:: INPUT ROWS ::

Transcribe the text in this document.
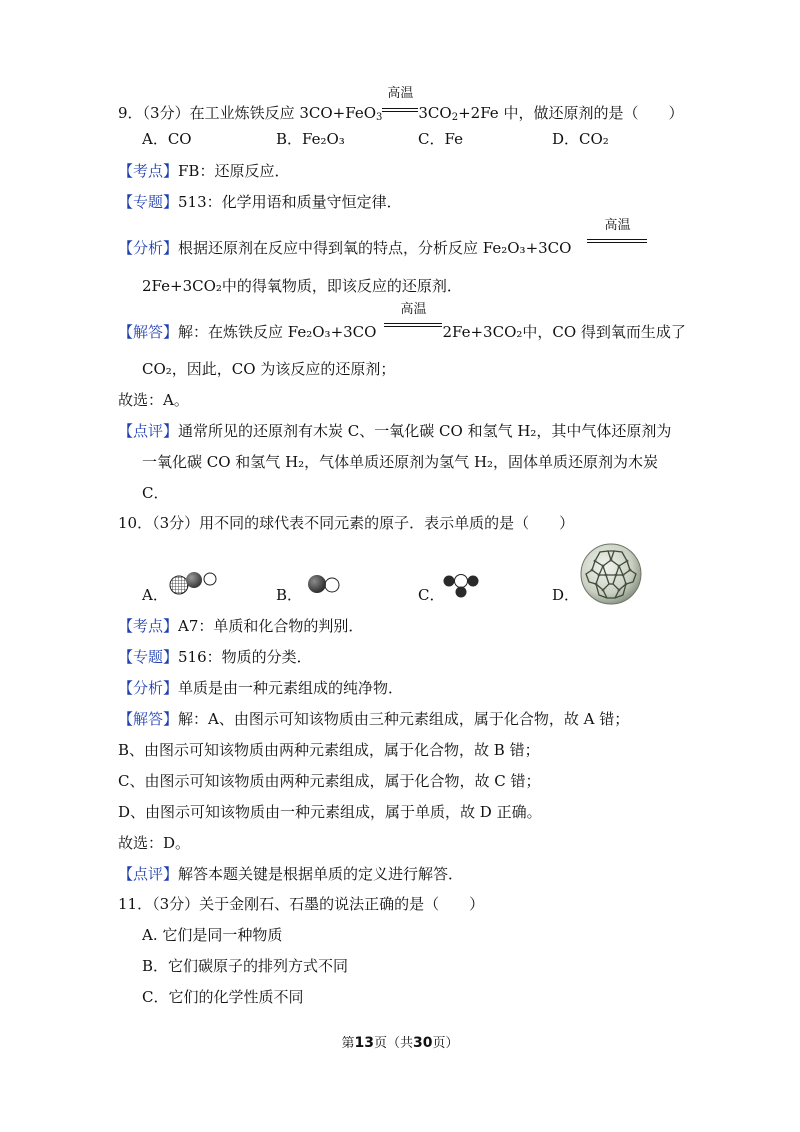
9．（3分）在工业炼铁反应 3CO+FeO$_3$
高温
$3CO_2+2Fe$ 中，做还原剂的是（　　）
A．CO	B．Fe₂O₃	C．Fe	D．CO₂
【考点】FB：还原反应．
【专题】513：化学用语和质量守恒定律．
【分析】根据还原剂在反应中得到氧的特点，分析反应 Fe₂O₃+3CO
高温
2Fe+3CO₂中的得氧物质，即该反应的还原剂．
【解答】解：在炼铁反应 Fe₂O₃+3CO
高温
2Fe+3CO₂中，CO 得到氧而生成了
CO₂，因此，CO 为该反应的还原剂；
故选：A。
【点评】通常所见的还原剂有木炭 C、一氧化碳 CO 和氢气 H₂，其中气体还原剂为
一氧化碳 CO 和氢气 H₂，气体单质还原剂为氢气 H₂，固体单质还原剂为木炭
C．
10．（3分）用不同的球代表不同元素的原子．表示单质的是（　　）
A．	B．	C．	D．
【考点】A7：单质和化合物的判别．
【专题】516：物质的分类．
【分析】单质是由一种元素组成的纯净物．
【解答】解：A、由图示可知该物质由三种元素组成，属于化合物，故 A 错；
B、由图示可知该物质由两种元素组成，属于化合物，故 B 错；
C、由图示可知该物质由两种元素组成，属于化合物，故 C 错；
D、由图示可知该物质由一种元素组成，属于单质，故 D 正确。
故选：D。
【点评】解答本题关键是根据单质的定义进行解答．
11．（3分）关于金刚石、石墨的说法正确的是（　　）
A. 它们是同一种物质
B．它们碳原子的排列方式不同
C．它们的化学性质不同
第13页（共30页）
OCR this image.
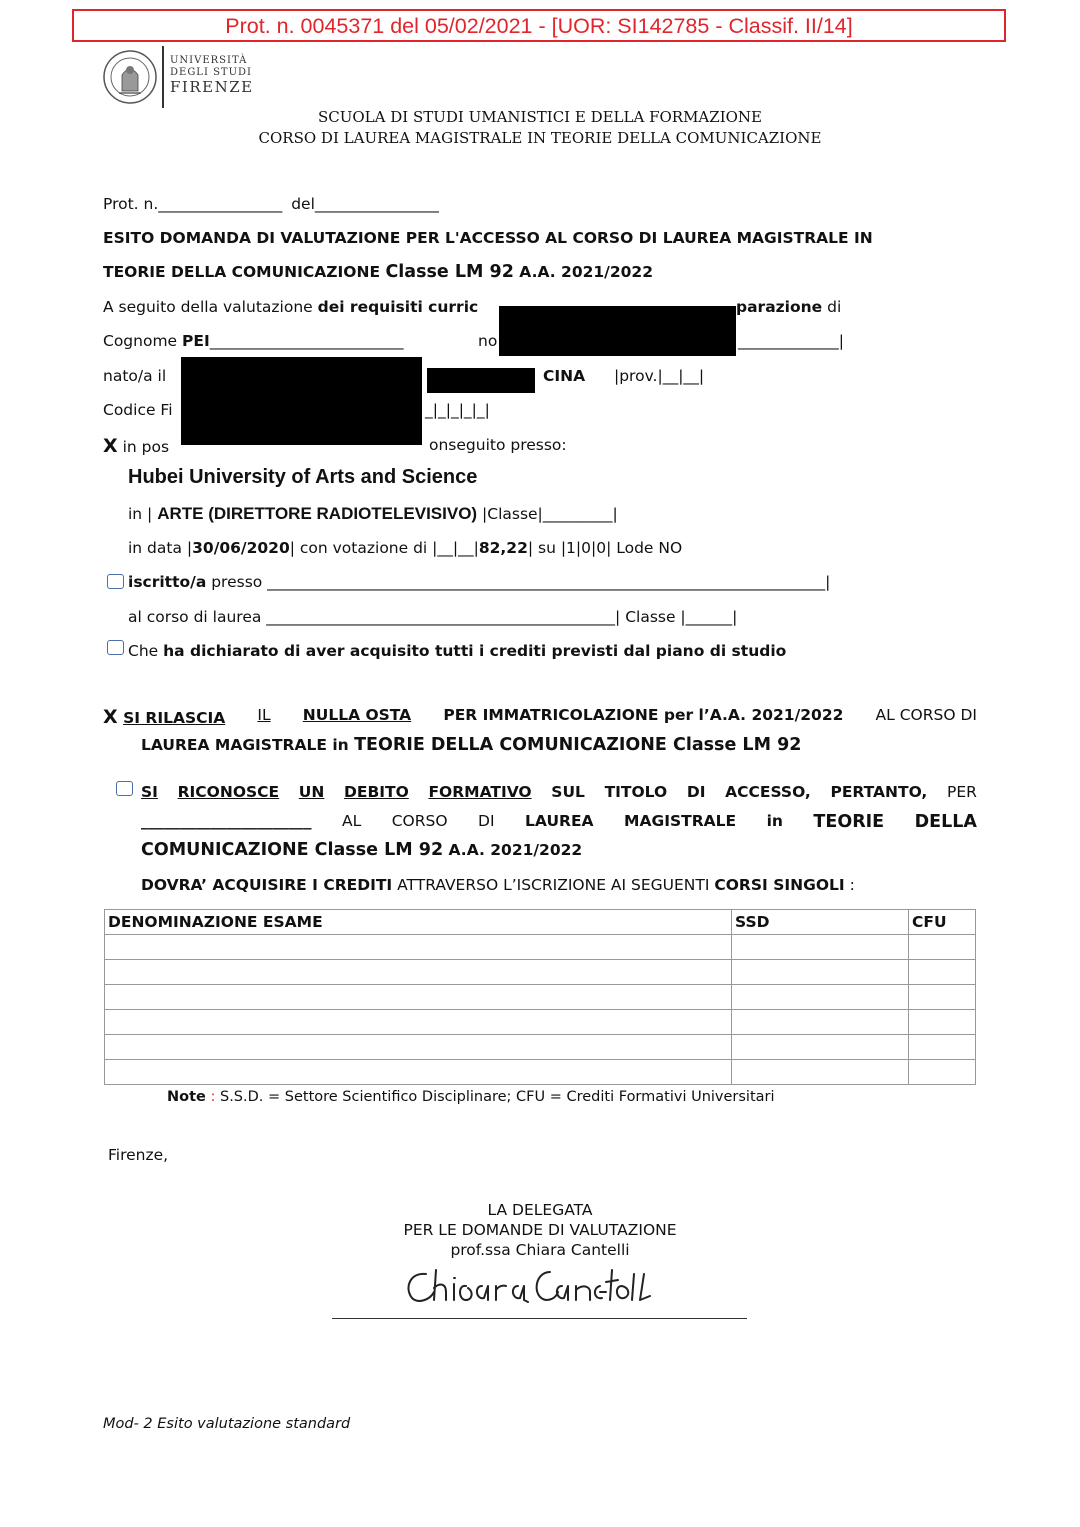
Prot. n. 0045371 del 05/02/2021 - [UOR: SI142785 - Classif. II/14]
UNIVERSITÀ
DEGLI STUDI
FIRENZE
SCUOLA DI STUDI UMANISTICI E DELLA FORMAZIONE
CORSO DI LAUREA MAGISTRALE IN TEORIE DELLA COMUNICAZIONE
Prot. n.________________ del________________
ESITO DOMANDA DI VALUTAZIONE PER L'ACCESSO AL CORSO DI LAUREA MAGISTRALE IN
TEORIE DELLA COMUNICAZIONE Classe LM 92 A.A. 2021/2022
A seguito della valutazione dei requisiti curric	parazione di
Cognome PEI_________________________	no	_____________|
nato/a il	CINA |prov.|__|__|
Codice Fi	_|_|_|_|_|
X in pos	onseguito presso:
Hubei University of Arts and Science
in | ARTE (DIRETTORE RADIOTELEVISIVO) |Classe|_________|
in data |30/06/2020| con votazione di |__|__|82,22| su |1|0|0| Lode NO
iscritto/a presso ________________________________________________________________________|
al corso di laurea _____________________________________________| Classe |______|
Che ha dichiarato di aver acquisito tutti i crediti previsti dal piano di studio
X SI RILASCIA IL NULLA OSTA PER IMMATRICOLAZIONE per l’A.A. 2021/2022 AL CORSO DI
LAUREA MAGISTRALE in TEORIE DELLA COMUNICAZIONE Classe LM 92
SI RICONOSCE UN DEBITO FORMATIVO SUL TITOLO DI ACCESSO, PERTANTO, PER
______________________ AL CORSO DI LAUREA MAGISTRALE in TEORIE DELLA
COMUNICAZIONE Classe LM 92 A.A. 2021/2022
DOVRA’ ACQUISIRE I CREDITI ATTRAVERSO L’ISCRIZIONE AI SEGUENTI CORSI SINGOLI :
DENOMINAZIONE ESAME	SSD	CFU

Note : S.S.D. = Settore Scientifico Disciplinare; CFU = Crediti Formativi Universitari
Firenze,
LA DELEGATA
PER LE DOMANDE DI VALUTAZIONE
prof.ssa Chiara Cantelli
Mod- 2 Esito valutazione standard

:::

TO BE DONE :: Quote all of the entries word for word, omitting any pictures.

RESPONSE TO THIS EXERCISE ::
Transcribe the text in this document.
9．（3分）在工业炼铁反应 3CO+FeO$_3$
高温
$3CO_2+2Fe$ 中，做还原剂的是（　　）
A．CO	B．Fe₂O₃	C．Fe	D．CO₂
【考点】FB：还原反应．
【专题】513：化学用语和质量守恒定律．
【分析】根据还原剂在反应中得到氧的特点，分析反应 Fe₂O₃+3CO
高温
2Fe+3CO₂中的得氧物质，即该反应的还原剂．
【解答】解：在炼铁反应 Fe₂O₃+3CO
高温
2Fe+3CO₂中，CO 得到氧而生成了
CO₂，因此，CO 为该反应的还原剂；
故选：A。
【点评】通常所见的还原剂有木炭 C、一氧化碳 CO 和氢气 H₂，其中气体还原剂为
一氧化碳 CO 和氢气 H₂，气体单质还原剂为氢气 H₂，固体单质还原剂为木炭
C．
10．（3分）用不同的球代表不同元素的原子．表示单质的是（　　）
A．	B．	C．	D．
【考点】A7：单质和化合物的判别．
【专题】516：物质的分类．
【分析】单质是由一种元素组成的纯净物．
【解答】解：A、由图示可知该物质由三种元素组成，属于化合物，故 A 错；
B、由图示可知该物质由两种元素组成，属于化合物，故 B 错；
C、由图示可知该物质由两种元素组成，属于化合物，故 C 错；
D、由图示可知该物质由一种元素组成，属于单质，故 D 正确。
故选：D。
【点评】解答本题关键是根据单质的定义进行解答．
11．（3分）关于金刚石、石墨的说法正确的是（　　）
A. 它们是同一种物质
B．它们碳原子的排列方式不同
C．它们的化学性质不同
第13页（共30页）
OCR this image.
Prot. n. 0045371 del 05/02/2021 - [UOR: SI142785 - Classif. II/14]
UNIVERSITÀ
DEGLI STUDI
FIRENZE
SCUOLA DI STUDI UMANISTICI E DELLA FORMAZIONE
CORSO DI LAUREA MAGISTRALE IN TEORIE DELLA COMUNICAZIONE
Prot. n.________________ del________________
ESITO DOMANDA DI VALUTAZIONE PER L'ACCESSO AL CORSO DI LAUREA MAGISTRALE IN
TEORIE DELLA COMUNICAZIONE Classe LM 92 A.A. 2021/2022
A seguito della valutazione dei requisiti curric	parazione di
Cognome PEI_________________________	no	_____________|
nato/a il	CINA |prov.|__|__|
Codice Fi	_|_|_|_|_|
X in pos	onseguito presso:
Hubei University of Arts and Science
in | ARTE (DIRETTORE RADIOTELEVISIVO) |Classe|_________|
in data |30/06/2020| con votazione di |__|__|82,22| su |1|0|0| Lode NO
iscritto/a presso ________________________________________________________________________|
al corso di laurea _____________________________________________| Classe |______|
Che ha dichiarato di aver acquisito tutti i crediti previsti dal piano di studio
X SI RILASCIA IL NULLA OSTA PER IMMATRICOLAZIONE per l’A.A. 2021/2022 AL CORSO DI
LAUREA MAGISTRALE in TEORIE DELLA COMUNICAZIONE Classe LM 92
SI RICONOSCE UN DEBITO FORMATIVO SUL TITOLO DI ACCESSO, PERTANTO, PER
______________________ AL CORSO DI LAUREA MAGISTRALE in TEORIE DELLA
COMUNICAZIONE Classe LM 92 A.A. 2021/2022
DOVRA’ ACQUISIRE I CREDITI ATTRAVERSO L’ISCRIZIONE AI SEGUENTI CORSI SINGOLI :
DENOMINAZIONE ESAME	SSD	CFU

Note : S.S.D. = Settore Scientifico Disciplinare; CFU = Crediti Formativi Universitari
Firenze,
LA DELEGATA
PER LE DOMANDE DI VALUTAZIONE
prof.ssa Chiara Cantelli
Mod- 2 Esito valutazione standard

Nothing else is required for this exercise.